• TASK DETAILS:
Transcribe all of the material exactly, except for its pictures.
--- BEGIN INFORMATION SUPPLIED ---
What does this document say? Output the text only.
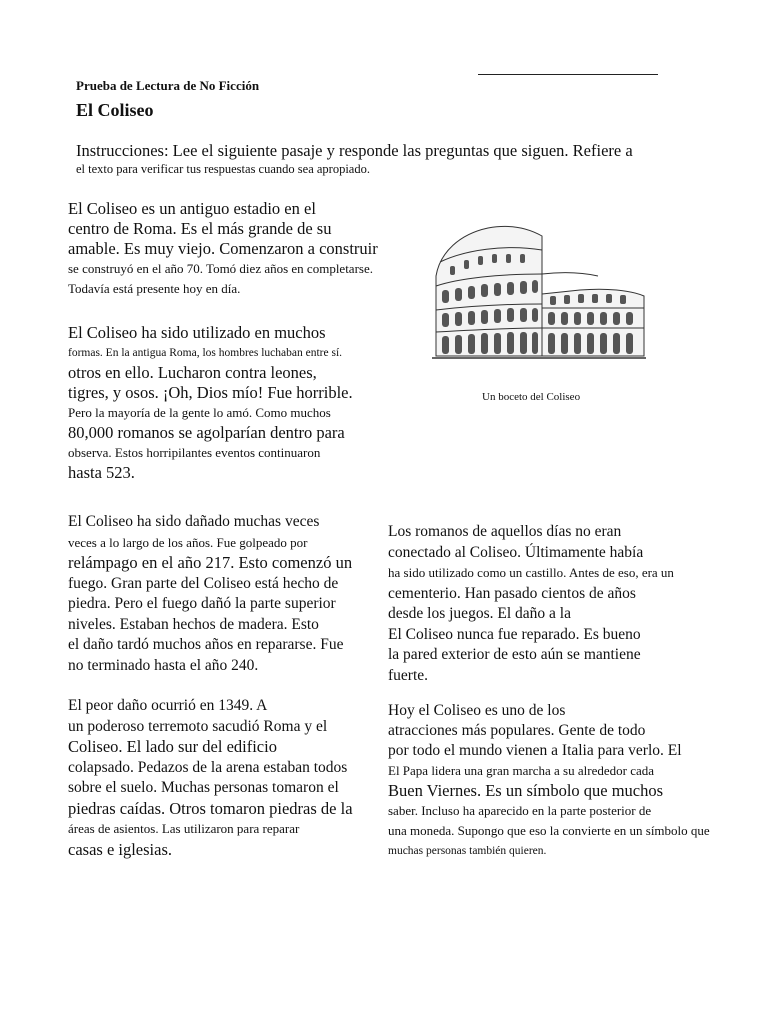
Prueba de Lectura de No Ficción
El Coliseo
Instrucciones: Lee el siguiente pasaje y responde las preguntas que siguen. Refiere a
el texto para verificar tus respuestas cuando sea apropiado.
El Coliseo es un antiguo estadio en el
centro de Roma. Es el más grande de su
amable. Es muy viejo. Comenzaron a construir
se construyó en el año 70. Tomó diez años en completarse.
Todavía está presente hoy en día.
El Coliseo ha sido utilizado en muchos
formas. En la antigua Roma, los hombres luchaban entre sí.
otros en ello. Lucharon contra leones,
tigres, y osos. ¡Oh, Dios mío! Fue horrible.
Pero la mayoría de la gente lo amó. Como muchos
80,000 romanos se agolparían dentro para
observa. Estos horripilantes eventos continuaron
hasta 523.
El Coliseo ha sido dañado muchas veces
veces a lo largo de los años. Fue golpeado por
relámpago en el año 217. Esto comenzó un
fuego. Gran parte del Coliseo está hecho de
piedra. Pero el fuego dañó la parte superior
niveles. Estaban hechos de madera. Esto
el daño tardó muchos años en repararse. Fue
no terminado hasta el año 240.
Los romanos de aquellos días no eran
conectado al Coliseo. Últimamente había
ha sido utilizado como un castillo. Antes de eso, era un
cementerio. Han pasado cientos de años
desde los juegos. El daño a la
El Coliseo nunca fue reparado. Es bueno
la pared exterior de esto aún se mantiene
fuerte.
El peor daño ocurrió en 1349. A
un poderoso terremoto sacudió Roma y el
Coliseo. El lado sur del edificio
colapsado. Pedazos de la arena estaban todos
sobre el suelo. Muchas personas tomaron el
piedras caídas. Otros tomaron piedras de la
áreas de asientos. Las utilizaron para reparar
casas e iglesias.
Hoy el Coliseo es uno de los
atracciones más populares. Gente de todo
por todo el mundo vienen a Italia para verlo. El
El Papa lidera una gran marcha a su alrededor cada
Buen Viernes. Es un símbolo que muchos
saber. Incluso ha aparecido en la parte posterior de
una moneda. Supongo que eso la convierte en un símbolo que
muchas personas también quieren.
Un boceto del Coliseo
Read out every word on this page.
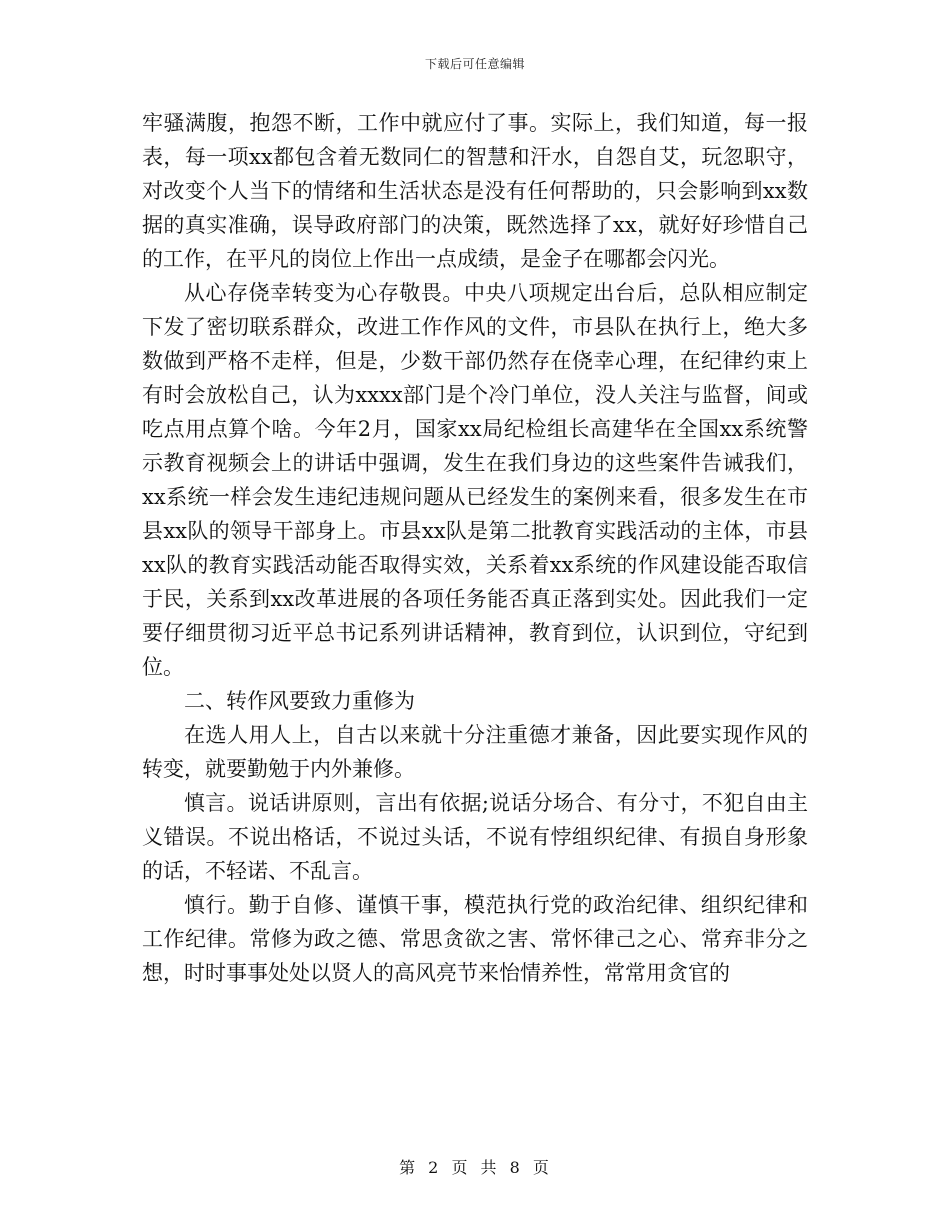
下载后可任意编辑

牢骚满腹，抱怨不断，工作中就应付了事。实际上，我们知道，每一报表，每一项xx都包含着无数同仁的智慧和汗水，自怨自艾，玩忽职守，对改变个人当下的情绪和生活状态是没有任何帮助的，只会影响到xx数据的真实准确，误导政府部门的决策，既然选择了xx，就好好珍惜自己的工作，在平凡的岗位上作出一点成绩，是金子在哪都会闪光。

从心存侥幸转变为心存敬畏。中央八项规定出台后，总队相应制定下发了密切联系群众，改进工作作风的文件，市县队在执行上，绝大多数做到严格不走样，但是，少数干部仍然存在侥幸心理，在纪律约束上有时会放松自己，认为xxxx部门是个冷门单位，没人关注与监督，间或吃点用点算个啥。今年2月，国家xx局纪检组长高建华在全国xx系统警示教育视频会上的讲话中强调，发生在我们身边的这些案件告诫我们，xx系统一样会发生违纪违规问题从已经发生的案例来看，很多发生在市县xx队的领导干部身上。市县xx队是第二批教育实践活动的主体，市县xx队的教育实践活动能否取得实效，关系着xx系统的作风建设能否取信于民，关系到xx改革进展的各项任务能否真正落到实处。因此我们一定要仔细贯彻习近平总书记系列讲话精神，教育到位，认识到位，守纪到位。

二、转作风要致力重修为

在选人用人上，自古以来就十分注重德才兼备，因此要实现作风的转变，就要勤勉于内外兼修。

慎言。说话讲原则，言出有依据;说话分场合、有分寸，不犯自由主义错误。不说出格话，不说过头话，不说有悖组织纪律、有损自身形象的话，不轻诺、不乱言。

慎行。勤于自修、谨慎干事，模范执行党的政治纪律、组织纪律和工作纪律。常修为政之德、常思贪欲之害、常怀律己之心、常弃非分之想，时时事事处处以贤人的高风亮节来怡情养性，常常用贪官的

第 2 页 共 8 页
--- END INFORMATION SUPPLIED ---
• TASK SOLUTION:
What does this document say? Output the text only.
Prueba de Lectura de No Ficción
El Coliseo
Instrucciones: Lee el siguiente pasaje y responde las preguntas que siguen. Refiere a
el texto para verificar tus respuestas cuando sea apropiado.
El Coliseo es un antiguo estadio en el
centro de Roma. Es el más grande de su
amable. Es muy viejo. Comenzaron a construir
se construyó en el año 70. Tomó diez años en completarse.
Todavía está presente hoy en día.
El Coliseo ha sido utilizado en muchos
formas. En la antigua Roma, los hombres luchaban entre sí.
otros en ello. Lucharon contra leones,
tigres, y osos. ¡Oh, Dios mío! Fue horrible.
Pero la mayoría de la gente lo amó. Como muchos
80,000 romanos se agolparían dentro para
observa. Estos horripilantes eventos continuaron
hasta 523.
El Coliseo ha sido dañado muchas veces
veces a lo largo de los años. Fue golpeado por
relámpago en el año 217. Esto comenzó un
fuego. Gran parte del Coliseo está hecho de
piedra. Pero el fuego dañó la parte superior
niveles. Estaban hechos de madera. Esto
el daño tardó muchos años en repararse. Fue
no terminado hasta el año 240.
Los romanos de aquellos días no eran
conectado al Coliseo. Últimamente había
ha sido utilizado como un castillo. Antes de eso, era un
cementerio. Han pasado cientos de años
desde los juegos. El daño a la
El Coliseo nunca fue reparado. Es bueno
la pared exterior de esto aún se mantiene
fuerte.
El peor daño ocurrió en 1349. A
un poderoso terremoto sacudió Roma y el
Coliseo. El lado sur del edificio
colapsado. Pedazos de la arena estaban todos
sobre el suelo. Muchas personas tomaron el
piedras caídas. Otros tomaron piedras de la
áreas de asientos. Las utilizaron para reparar
casas e iglesias.
Hoy el Coliseo es uno de los
atracciones más populares. Gente de todo
por todo el mundo vienen a Italia para verlo. El
El Papa lidera una gran marcha a su alrededor cada
Buen Viernes. Es un símbolo que muchos
saber. Incluso ha aparecido en la parte posterior de
una moneda. Supongo que eso la convierte en un símbolo que
muchas personas también quieren.
Un boceto del Coliseo
Read out every word on this page.
下载后可任意编辑

牢骚满腹，抱怨不断，工作中就应付了事。实际上，我们知道，每一报表，每一项xx都包含着无数同仁的智慧和汗水，自怨自艾，玩忽职守，对改变个人当下的情绪和生活状态是没有任何帮助的，只会影响到xx数据的真实准确，误导政府部门的决策，既然选择了xx，就好好珍惜自己的工作，在平凡的岗位上作出一点成绩，是金子在哪都会闪光。

从心存侥幸转变为心存敬畏。中央八项规定出台后，总队相应制定下发了密切联系群众，改进工作作风的文件，市县队在执行上，绝大多数做到严格不走样，但是，少数干部仍然存在侥幸心理，在纪律约束上有时会放松自己，认为xxxx部门是个冷门单位，没人关注与监督，间或吃点用点算个啥。今年2月，国家xx局纪检组长高建华在全国xx系统警示教育视频会上的讲话中强调，发生在我们身边的这些案件告诫我们，xx系统一样会发生违纪违规问题从已经发生的案例来看，很多发生在市县xx队的领导干部身上。市县xx队是第二批教育实践活动的主体，市县xx队的教育实践活动能否取得实效，关系着xx系统的作风建设能否取信于民，关系到xx改革进展的各项任务能否真正落到实处。因此我们一定要仔细贯彻习近平总书记系列讲话精神，教育到位，认识到位，守纪到位。

二、转作风要致力重修为

在选人用人上，自古以来就十分注重德才兼备，因此要实现作风的转变，就要勤勉于内外兼修。

慎言。说话讲原则，言出有依据;说话分场合、有分寸，不犯自由主义错误。不说出格话，不说过头话，不说有悖组织纪律、有损自身形象的话，不轻诺、不乱言。

慎行。勤于自修、谨慎干事，模范执行党的政治纪律、组织纪律和工作纪律。常修为政之德、常思贪欲之害、常怀律己之心、常弃非分之想，时时事事处处以贤人的高风亮节来怡情养性，常常用贪官的

第 2 页 共 8 页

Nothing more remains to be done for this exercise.